** BEGIN Records **
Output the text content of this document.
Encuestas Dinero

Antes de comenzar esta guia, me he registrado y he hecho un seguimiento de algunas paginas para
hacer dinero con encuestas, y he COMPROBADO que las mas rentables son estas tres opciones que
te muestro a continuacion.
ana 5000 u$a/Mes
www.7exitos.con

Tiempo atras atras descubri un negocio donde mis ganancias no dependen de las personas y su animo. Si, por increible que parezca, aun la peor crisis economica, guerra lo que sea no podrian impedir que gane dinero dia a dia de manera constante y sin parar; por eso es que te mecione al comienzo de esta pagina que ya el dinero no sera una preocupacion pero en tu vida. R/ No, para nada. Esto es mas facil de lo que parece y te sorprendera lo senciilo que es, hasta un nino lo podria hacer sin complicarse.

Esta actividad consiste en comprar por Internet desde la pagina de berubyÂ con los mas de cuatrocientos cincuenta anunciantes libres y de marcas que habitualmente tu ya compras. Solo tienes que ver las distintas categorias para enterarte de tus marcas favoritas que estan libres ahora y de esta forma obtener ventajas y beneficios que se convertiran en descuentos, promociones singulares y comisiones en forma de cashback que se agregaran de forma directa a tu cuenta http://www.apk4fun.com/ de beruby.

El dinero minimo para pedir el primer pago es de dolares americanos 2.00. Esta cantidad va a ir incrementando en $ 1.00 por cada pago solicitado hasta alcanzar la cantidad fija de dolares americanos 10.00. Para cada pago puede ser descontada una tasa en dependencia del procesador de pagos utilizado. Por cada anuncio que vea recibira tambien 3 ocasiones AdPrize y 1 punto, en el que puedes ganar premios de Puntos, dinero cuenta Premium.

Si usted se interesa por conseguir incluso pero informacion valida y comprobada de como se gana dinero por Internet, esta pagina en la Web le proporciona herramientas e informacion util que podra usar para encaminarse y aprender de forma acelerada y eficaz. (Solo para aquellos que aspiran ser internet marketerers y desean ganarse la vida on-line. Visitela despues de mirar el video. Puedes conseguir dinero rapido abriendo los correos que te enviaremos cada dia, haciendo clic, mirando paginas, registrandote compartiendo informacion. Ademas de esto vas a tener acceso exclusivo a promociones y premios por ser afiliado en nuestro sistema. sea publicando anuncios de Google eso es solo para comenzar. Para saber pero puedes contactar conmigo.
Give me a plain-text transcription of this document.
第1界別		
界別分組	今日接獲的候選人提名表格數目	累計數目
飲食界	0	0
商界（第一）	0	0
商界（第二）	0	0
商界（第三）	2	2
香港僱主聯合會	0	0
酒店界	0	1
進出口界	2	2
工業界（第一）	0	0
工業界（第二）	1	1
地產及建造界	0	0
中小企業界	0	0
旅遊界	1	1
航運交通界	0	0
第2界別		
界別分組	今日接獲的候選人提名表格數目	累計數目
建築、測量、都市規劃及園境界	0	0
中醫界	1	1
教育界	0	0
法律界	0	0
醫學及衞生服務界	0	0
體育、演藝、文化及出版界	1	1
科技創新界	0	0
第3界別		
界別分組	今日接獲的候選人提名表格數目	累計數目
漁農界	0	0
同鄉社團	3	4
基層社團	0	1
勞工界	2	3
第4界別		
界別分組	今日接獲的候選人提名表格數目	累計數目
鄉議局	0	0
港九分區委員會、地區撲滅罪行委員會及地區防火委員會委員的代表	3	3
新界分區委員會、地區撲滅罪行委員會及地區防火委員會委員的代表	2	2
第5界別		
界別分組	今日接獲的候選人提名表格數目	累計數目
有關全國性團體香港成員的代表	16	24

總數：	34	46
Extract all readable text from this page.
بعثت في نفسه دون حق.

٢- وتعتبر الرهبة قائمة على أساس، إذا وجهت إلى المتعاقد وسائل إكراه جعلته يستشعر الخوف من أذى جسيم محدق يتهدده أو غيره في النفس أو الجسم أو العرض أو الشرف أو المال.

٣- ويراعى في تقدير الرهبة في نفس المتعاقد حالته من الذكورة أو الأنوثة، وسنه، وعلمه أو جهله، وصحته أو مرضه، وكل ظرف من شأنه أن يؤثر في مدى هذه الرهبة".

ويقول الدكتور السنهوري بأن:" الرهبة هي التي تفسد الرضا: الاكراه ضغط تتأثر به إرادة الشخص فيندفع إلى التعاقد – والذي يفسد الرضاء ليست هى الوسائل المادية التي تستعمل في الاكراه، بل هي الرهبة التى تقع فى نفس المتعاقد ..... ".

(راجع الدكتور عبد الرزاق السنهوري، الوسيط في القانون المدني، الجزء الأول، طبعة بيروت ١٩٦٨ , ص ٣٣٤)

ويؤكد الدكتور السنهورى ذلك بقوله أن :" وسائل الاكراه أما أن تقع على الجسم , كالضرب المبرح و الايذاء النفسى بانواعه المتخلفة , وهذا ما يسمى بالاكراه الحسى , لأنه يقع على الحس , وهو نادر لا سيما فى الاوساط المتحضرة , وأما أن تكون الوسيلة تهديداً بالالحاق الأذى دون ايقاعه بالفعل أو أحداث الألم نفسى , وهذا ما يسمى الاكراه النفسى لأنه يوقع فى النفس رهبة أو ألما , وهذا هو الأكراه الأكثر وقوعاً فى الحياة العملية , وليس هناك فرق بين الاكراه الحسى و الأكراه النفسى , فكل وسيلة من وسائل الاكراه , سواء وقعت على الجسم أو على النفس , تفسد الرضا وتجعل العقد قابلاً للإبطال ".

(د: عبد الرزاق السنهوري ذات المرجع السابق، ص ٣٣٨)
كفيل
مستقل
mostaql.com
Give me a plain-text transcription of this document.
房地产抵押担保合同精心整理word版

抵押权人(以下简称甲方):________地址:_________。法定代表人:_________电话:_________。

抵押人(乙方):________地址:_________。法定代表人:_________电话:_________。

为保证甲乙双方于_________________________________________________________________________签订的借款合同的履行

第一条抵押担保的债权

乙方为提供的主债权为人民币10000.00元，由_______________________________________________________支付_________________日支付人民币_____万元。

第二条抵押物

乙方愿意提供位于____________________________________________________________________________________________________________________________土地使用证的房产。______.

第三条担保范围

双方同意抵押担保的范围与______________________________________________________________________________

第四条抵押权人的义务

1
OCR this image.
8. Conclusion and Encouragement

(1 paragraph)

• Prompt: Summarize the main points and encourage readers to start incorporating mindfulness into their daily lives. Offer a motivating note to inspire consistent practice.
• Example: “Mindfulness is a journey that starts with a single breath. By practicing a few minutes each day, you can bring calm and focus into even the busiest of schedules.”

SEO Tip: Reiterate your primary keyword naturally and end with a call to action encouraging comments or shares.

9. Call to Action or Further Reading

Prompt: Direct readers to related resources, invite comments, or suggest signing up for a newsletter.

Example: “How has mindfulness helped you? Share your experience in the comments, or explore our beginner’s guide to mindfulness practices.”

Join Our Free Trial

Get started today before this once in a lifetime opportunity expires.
** END Records **
-- Instructions for the task --
Using the listing, copy every line where the word "الجسم" shows up.

-- Answer to the task --
٢- وتعتبر الرهبة قائمة على أساس، إذا وجهت إلى المتعاقد وسائل إكراه جعلته يستشعر الخوف من أذى جسيم محدق يتهدده أو غيره في النفس أو الجسم أو العرض أو الشرف أو المال.
ويؤكد الدكتور السنهورى ذلك بقوله أن :" وسائل الاكراه أما أن تقع على الجسم , كالضرب المبرح و الايذاء النفسى بانواعه المتخلفة , وهذا ما يسمى بالاكراه الحسى , لأنه يقع على الحس , وهو نادر لا سيما فى الاوساط المتحضرة , وأما أن تكون الوسيلة تهديداً بالالحاق الأذى دون ايقاعه بالفعل أو أحداث الألم نفسى , وهذا ما يسمى الاكراه النفسى لأنه يوقع فى النفس رهبة أو ألما , وهذا هو الأكراه الأكثر وقوعاً فى الحياة العملية , وليس هناك فرق بين الاكراه الحسى و الأكراه النفسى , فكل وسيلة من وسائل الاكراه , سواء وقعت على الجسم أو على النفس , تفسد الرضا وتجعل العقد قابلاً للإبطال ".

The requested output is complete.